> [Your goal] Strip the pictures and reproduce the rest of the listing exactly.

[Some records]
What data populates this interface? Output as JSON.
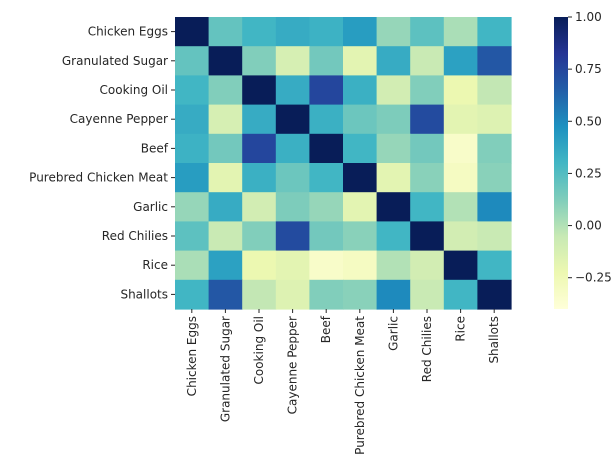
{
  "chart_data": {
    "type": "heatmap",
    "title": "",
    "xlabel": "",
    "ylabel": "",
    "rows": [
      "Chicken Eggs",
      "Granulated Sugar",
      "Cooking Oil",
      "Cayenne Pepper",
      "Beef",
      "Purebred Chicken Meat",
      "Garlic",
      "Red Chilies",
      "Rice",
      "Shallots"
    ],
    "columns": [
      "Chicken Eggs",
      "Granulated Sugar",
      "Cooking Oil",
      "Cayenne Pepper",
      "Beef",
      "Purebred Chicken Meat",
      "Garlic",
      "Red Chilies",
      "Rice",
      "Shallots"
    ],
    "values": [
      [
        1.0,
        0.2,
        0.3,
        0.35,
        0.32,
        0.42,
        0.07,
        0.22,
        0.02,
        0.3
      ],
      [
        0.2,
        1.0,
        0.12,
        -0.12,
        0.16,
        -0.18,
        0.35,
        -0.06,
        0.4,
        0.68
      ],
      [
        0.3,
        0.12,
        1.0,
        0.35,
        0.75,
        0.33,
        -0.1,
        0.12,
        -0.22,
        -0.04
      ],
      [
        0.35,
        -0.12,
        0.35,
        1.0,
        0.33,
        0.18,
        0.13,
        0.73,
        -0.18,
        -0.15
      ],
      [
        0.32,
        0.16,
        0.75,
        0.33,
        1.0,
        0.3,
        0.07,
        0.16,
        -0.33,
        0.12
      ],
      [
        0.42,
        -0.18,
        0.33,
        0.18,
        0.3,
        1.0,
        -0.18,
        0.1,
        -0.3,
        0.1
      ],
      [
        0.07,
        0.35,
        -0.1,
        0.13,
        0.07,
        -0.18,
        1.0,
        0.3,
        0.0,
        0.5
      ],
      [
        0.22,
        -0.06,
        0.12,
        0.73,
        0.16,
        0.1,
        0.3,
        1.0,
        -0.1,
        -0.06
      ],
      [
        0.02,
        0.4,
        -0.22,
        -0.18,
        -0.33,
        -0.3,
        0.0,
        -0.1,
        1.0,
        0.3
      ],
      [
        0.3,
        0.68,
        -0.04,
        -0.15,
        0.12,
        0.1,
        0.5,
        -0.06,
        0.3,
        1.0
      ]
    ],
    "colorbar": {
      "colormap": "YlGnBu",
      "range": [
        -0.4,
        1.0
      ],
      "ticks": [
        1.0,
        0.75,
        0.5,
        0.25,
        0.0,
        -0.25
      ],
      "tick_labels": [
        "1.00",
        "0.75",
        "0.50",
        "0.25",
        "0.00",
        "−0.25"
      ]
    }
  }
}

> [Worked solution]
What data populates this interface? Output as JSON.
{
  "chart_data": {
    "type": "heatmap",
    "title": "",
    "xlabel": "",
    "ylabel": "",
    "rows": [
      "Chicken Eggs",
      "Granulated Sugar",
      "Cooking Oil",
      "Cayenne Pepper",
      "Beef",
      "Purebred Chicken Meat",
      "Garlic",
      "Red Chilies",
      "Rice",
      "Shallots"
    ],
    "columns": [
      "Chicken Eggs",
      "Granulated Sugar",
      "Cooking Oil",
      "Cayenne Pepper",
      "Beef",
      "Purebred Chicken Meat",
      "Garlic",
      "Red Chilies",
      "Rice",
      "Shallots"
    ],
    "values": [
      [
        1.0,
        0.2,
        0.3,
        0.35,
        0.32,
        0.42,
        0.07,
        0.22,
        0.02,
        0.3
      ],
      [
        0.2,
        1.0,
        0.12,
        -0.12,
        0.16,
        -0.18,
        0.35,
        -0.06,
        0.4,
        0.68
      ],
      [
        0.3,
        0.12,
        1.0,
        0.35,
        0.75,
        0.33,
        -0.1,
        0.12,
        -0.22,
        -0.04
      ],
      [
        0.35,
        -0.12,
        0.35,
        1.0,
        0.33,
        0.18,
        0.13,
        0.73,
        -0.18,
        -0.15
      ],
      [
        0.32,
        0.16,
        0.75,
        0.33,
        1.0,
        0.3,
        0.07,
        0.16,
        -0.33,
        0.12
      ],
      [
        0.42,
        -0.18,
        0.33,
        0.18,
        0.3,
        1.0,
        -0.18,
        0.1,
        -0.3,
        0.1
      ],
      [
        0.07,
        0.35,
        -0.1,
        0.13,
        0.07,
        -0.18,
        1.0,
        0.3,
        0.0,
        0.5
      ],
      [
        0.22,
        -0.06,
        0.12,
        0.73,
        0.16,
        0.1,
        0.3,
        1.0,
        -0.1,
        -0.06
      ],
      [
        0.02,
        0.4,
        -0.22,
        -0.18,
        -0.33,
        -0.3,
        0.0,
        -0.1,
        1.0,
        0.3
      ],
      [
        0.3,
        0.68,
        -0.04,
        -0.15,
        0.12,
        0.1,
        0.5,
        -0.06,
        0.3,
        1.0
      ]
    ],
    "colorbar": {
      "colormap": "YlGnBu",
      "range": [
        -0.4,
        1.0
      ],
      "ticks": [
        1.0,
        0.75,
        0.5,
        0.25,
        0.0,
        -0.25
      ],
      "tick_labels": [
        "1.00",
        "0.75",
        "0.50",
        "0.25",
        "0.00",
        "−0.25"
      ]
    }
  }
}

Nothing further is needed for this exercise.